> **Exercise task**:
Return all lines where the word "dust" can be found.
Begin Exercise materials
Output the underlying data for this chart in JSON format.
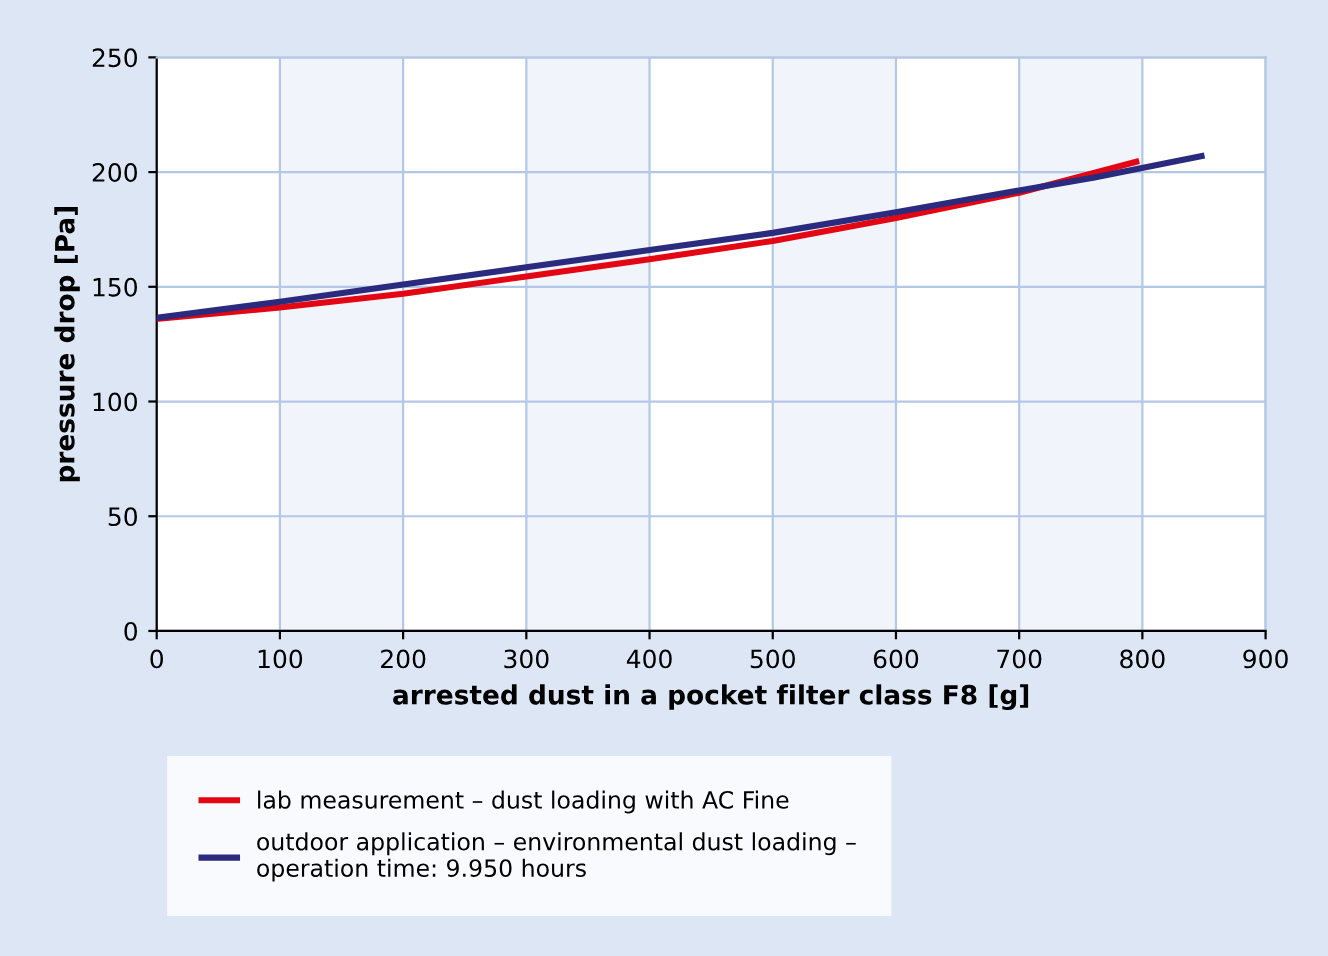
{
  "chart_data": {
    "type": "line",
    "xlabel": "arrested dust in a pocket filter class F8 [g]",
    "ylabel": "pressure drop [Pa]",
    "xlim": [
      0,
      900
    ],
    "xticks": [
      0,
      100,
      200,
      300,
      400,
      500,
      600,
      700,
      800,
      900
    ],
    "ylim": [
      0,
      250
    ],
    "yticks": [
      0,
      50,
      100,
      150,
      200,
      250
    ],
    "grid": true,
    "legend": "bottom",
    "line_style": "solid",
    "marker": "none",
    "bands": [
      {
        "axis": "x",
        "from": 100,
        "to": 200,
        "color": "#f2f4fb"
      },
      {
        "axis": "x",
        "from": 300,
        "to": 400,
        "color": "#f2f4fb"
      },
      {
        "axis": "x",
        "from": 500,
        "to": 600,
        "color": "#f2f4fb"
      },
      {
        "axis": "x",
        "from": 700,
        "to": 800,
        "color": "#f2f4fb"
      }
    ],
    "series": [
      {
        "name": "lab measurement – dust loading with AC Fine",
        "color": "#e30613",
        "x": [
          0,
          100,
          200,
          300,
          400,
          500,
          600,
          700,
          795
        ],
        "values": [
          136,
          141,
          147,
          154.5,
          162,
          170,
          180,
          191,
          204.5
        ]
      },
      {
        "name": "outdoor application – environmental dust loading –\noperation time: 9.950 hours",
        "color": "#2a2a7e",
        "x": [
          0,
          100,
          200,
          300,
          400,
          500,
          600,
          700,
          760,
          848
        ],
        "values": [
          136.5,
          143.5,
          151,
          158.5,
          166,
          173.5,
          182.5,
          192,
          197.5,
          207
        ]
      }
    ]
  }
}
End Exercise materials
> **Output**:
    "xlabel": "arrested dust in a pocket filter class F8 [g]",
        "name": "lab measurement – dust loading with AC Fine",
        "name": "outdoor application – environmental dust loading –\noperation time: 9.950 hours",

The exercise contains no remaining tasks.